■ Short problem ■
Retype every one of the records below line by line, without changing a single character.

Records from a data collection
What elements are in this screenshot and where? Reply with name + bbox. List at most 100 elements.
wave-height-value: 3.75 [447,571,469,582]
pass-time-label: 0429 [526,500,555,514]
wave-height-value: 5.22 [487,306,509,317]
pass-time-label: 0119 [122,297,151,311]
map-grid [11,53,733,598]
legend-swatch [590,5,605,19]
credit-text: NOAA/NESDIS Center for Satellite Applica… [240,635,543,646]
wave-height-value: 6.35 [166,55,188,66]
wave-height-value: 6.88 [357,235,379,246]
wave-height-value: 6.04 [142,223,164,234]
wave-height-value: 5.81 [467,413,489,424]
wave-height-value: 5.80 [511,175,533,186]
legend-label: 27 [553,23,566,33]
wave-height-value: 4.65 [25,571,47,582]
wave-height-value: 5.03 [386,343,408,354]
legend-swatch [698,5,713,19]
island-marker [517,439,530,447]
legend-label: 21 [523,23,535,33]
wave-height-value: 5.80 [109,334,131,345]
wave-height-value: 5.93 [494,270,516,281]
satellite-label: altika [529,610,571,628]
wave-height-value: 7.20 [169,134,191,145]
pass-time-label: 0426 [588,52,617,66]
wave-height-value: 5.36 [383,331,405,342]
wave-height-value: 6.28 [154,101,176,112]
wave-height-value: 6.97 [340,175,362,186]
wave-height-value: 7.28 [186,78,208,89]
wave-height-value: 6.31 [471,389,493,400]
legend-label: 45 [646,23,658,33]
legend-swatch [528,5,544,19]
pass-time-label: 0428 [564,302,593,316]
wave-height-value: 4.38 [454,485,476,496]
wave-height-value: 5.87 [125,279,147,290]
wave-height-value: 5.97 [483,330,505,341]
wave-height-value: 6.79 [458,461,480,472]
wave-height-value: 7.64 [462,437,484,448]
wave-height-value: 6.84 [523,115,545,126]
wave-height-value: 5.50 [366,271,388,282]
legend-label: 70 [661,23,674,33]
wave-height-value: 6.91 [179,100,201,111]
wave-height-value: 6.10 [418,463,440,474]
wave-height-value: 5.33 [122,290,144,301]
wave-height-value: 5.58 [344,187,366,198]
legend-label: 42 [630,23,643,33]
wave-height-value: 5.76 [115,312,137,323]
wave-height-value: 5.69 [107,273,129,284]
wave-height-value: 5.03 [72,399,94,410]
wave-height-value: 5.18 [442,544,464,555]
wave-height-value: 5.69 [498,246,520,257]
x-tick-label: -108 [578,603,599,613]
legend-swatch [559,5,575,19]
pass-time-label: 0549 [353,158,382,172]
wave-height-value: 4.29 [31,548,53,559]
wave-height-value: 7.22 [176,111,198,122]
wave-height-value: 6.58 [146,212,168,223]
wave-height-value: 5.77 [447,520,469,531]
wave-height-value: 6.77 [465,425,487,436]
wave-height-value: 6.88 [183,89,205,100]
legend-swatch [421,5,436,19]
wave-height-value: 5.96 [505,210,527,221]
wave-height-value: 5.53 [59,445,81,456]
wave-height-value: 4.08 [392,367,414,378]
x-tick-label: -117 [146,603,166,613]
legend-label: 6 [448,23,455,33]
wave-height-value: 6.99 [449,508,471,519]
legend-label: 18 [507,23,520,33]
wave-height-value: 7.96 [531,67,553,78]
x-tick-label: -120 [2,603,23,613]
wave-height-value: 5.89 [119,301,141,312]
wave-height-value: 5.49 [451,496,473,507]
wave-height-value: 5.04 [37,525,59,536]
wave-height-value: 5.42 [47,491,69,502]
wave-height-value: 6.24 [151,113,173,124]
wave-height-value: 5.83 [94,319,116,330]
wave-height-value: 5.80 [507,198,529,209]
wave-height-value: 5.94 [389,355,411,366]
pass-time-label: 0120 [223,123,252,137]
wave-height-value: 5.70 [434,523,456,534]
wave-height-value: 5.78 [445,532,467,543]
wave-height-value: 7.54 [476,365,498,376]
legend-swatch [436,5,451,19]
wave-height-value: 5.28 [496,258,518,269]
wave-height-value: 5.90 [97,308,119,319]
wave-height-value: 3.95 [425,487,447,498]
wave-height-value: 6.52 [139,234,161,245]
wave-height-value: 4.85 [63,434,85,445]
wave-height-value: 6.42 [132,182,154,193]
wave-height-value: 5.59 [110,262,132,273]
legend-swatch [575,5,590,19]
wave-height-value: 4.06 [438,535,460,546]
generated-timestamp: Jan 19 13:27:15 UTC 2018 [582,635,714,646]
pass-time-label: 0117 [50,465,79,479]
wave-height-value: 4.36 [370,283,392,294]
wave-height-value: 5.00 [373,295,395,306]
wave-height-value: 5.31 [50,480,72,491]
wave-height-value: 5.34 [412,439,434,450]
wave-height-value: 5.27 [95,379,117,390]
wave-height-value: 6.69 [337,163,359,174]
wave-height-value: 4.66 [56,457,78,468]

■ Answer to the problem ■
What elements are in this screenshot and where? Reply with name + bbox. List at most 100 elements.
wave-height-value: 3.75 [447,571,469,582]
pass-time-label: 0429 [526,500,555,514]
wave-height-value: 5.22 [487,306,509,317]
pass-time-label: 0119 [122,297,151,311]
map-grid [11,53,733,598]
legend-swatch [590,5,605,19]
credit-text: NOAA/NESDIS Center for Satellite Applica… [240,635,543,646]
wave-height-value: 6.35 [166,55,188,66]
wave-height-value: 6.88 [357,235,379,246]
wave-height-value: 6.04 [142,223,164,234]
wave-height-value: 5.81 [467,413,489,424]
wave-height-value: 5.80 [511,175,533,186]
legend-label: 27 [553,23,566,33]
wave-height-value: 4.65 [25,571,47,582]
wave-height-value: 5.03 [386,343,408,354]
legend-swatch [698,5,713,19]
island-marker [517,439,530,447]
legend-label: 21 [523,23,535,33]
wave-height-value: 5.80 [109,334,131,345]
wave-height-value: 5.93 [494,270,516,281]
satellite-label: altika [529,610,571,628]
wave-height-value: 7.20 [169,134,191,145]
pass-time-label: 0426 [588,52,617,66]
wave-height-value: 5.36 [383,331,405,342]
wave-height-value: 6.28 [154,101,176,112]
wave-height-value: 6.97 [340,175,362,186]
wave-height-value: 7.28 [186,78,208,89]
wave-height-value: 6.31 [471,389,493,400]
legend-label: 45 [646,23,658,33]
legend-swatch [528,5,544,19]
pass-time-label: 0428 [564,302,593,316]
wave-height-value: 4.38 [454,485,476,496]
wave-height-value: 5.87 [125,279,147,290]
wave-height-value: 5.97 [483,330,505,341]
wave-height-value: 6.79 [458,461,480,472]
wave-height-value: 7.64 [462,437,484,448]
wave-height-value: 6.84 [523,115,545,126]
wave-height-value: 5.50 [366,271,388,282]
legend-label: 70 [661,23,674,33]
wave-height-value: 6.91 [179,100,201,111]
wave-height-value: 6.10 [418,463,440,474]
wave-height-value: 5.33 [122,290,144,301]
wave-height-value: 5.58 [344,187,366,198]
legend-label: 42 [630,23,643,33]
wave-height-value: 5.76 [115,312,137,323]
wave-height-value: 5.69 [107,273,129,284]
wave-height-value: 5.03 [72,399,94,410]
wave-height-value: 5.18 [442,544,464,555]
wave-height-value: 5.69 [498,246,520,257]
x-tick-label: -108 [578,603,599,613]
legend-swatch [559,5,575,19]
pass-time-label: 0549 [353,158,382,172]
wave-height-value: 4.29 [31,548,53,559]
wave-height-value: 7.22 [176,111,198,122]
wave-height-value: 6.58 [146,212,168,223]
wave-height-value: 5.77 [447,520,469,531]
wave-height-value: 6.77 [465,425,487,436]
wave-height-value: 6.88 [183,89,205,100]
legend-swatch [421,5,436,19]
wave-height-value: 5.96 [505,210,527,221]
wave-height-value: 5.53 [59,445,81,456]
wave-height-value: 4.08 [392,367,414,378]
x-tick-label: -117 [146,603,166,613]
legend-label: 6 [448,23,455,33]
wave-height-value: 6.99 [449,508,471,519]
legend-label: 18 [507,23,520,33]
wave-height-value: 7.96 [531,67,553,78]
x-tick-label: -120 [2,603,23,613]
wave-height-value: 5.89 [119,301,141,312]
wave-height-value: 5.49 [451,496,473,507]
wave-height-value: 5.04 [37,525,59,536]
wave-height-value: 5.42 [47,491,69,502]
wave-height-value: 6.24 [151,113,173,124]
wave-height-value: 5.83 [94,319,116,330]
wave-height-value: 5.80 [507,198,529,209]
wave-height-value: 5.94 [389,355,411,366]
pass-time-label: 0120 [223,123,252,137]
wave-height-value: 5.70 [434,523,456,534]
wave-height-value: 5.78 [445,532,467,543]
wave-height-value: 7.54 [476,365,498,376]
legend-swatch [436,5,451,19]
wave-height-value: 5.28 [496,258,518,269]
wave-height-value: 5.90 [97,308,119,319]
wave-height-value: 3.95 [425,487,447,498]
wave-height-value: 6.52 [139,234,161,245]
wave-height-value: 4.85 [63,434,85,445]
wave-height-value: 6.42 [132,182,154,193]
wave-height-value: 5.59 [110,262,132,273]
legend-swatch [575,5,590,19]
wave-height-value: 4.06 [438,535,460,546]
generated-timestamp: Jan 19 13:27:15 UTC 2018 [582,635,714,646]
pass-time-label: 0117 [50,465,79,479]
wave-height-value: 4.36 [370,283,392,294]
wave-height-value: 5.00 [373,295,395,306]
wave-height-value: 5.31 [50,480,72,491]
wave-height-value: 5.34 [412,439,434,450]
wave-height-value: 5.27 [95,379,117,390]
wave-height-value: 6.69 [337,163,359,174]
wave-height-value: 4.66 [56,457,78,468]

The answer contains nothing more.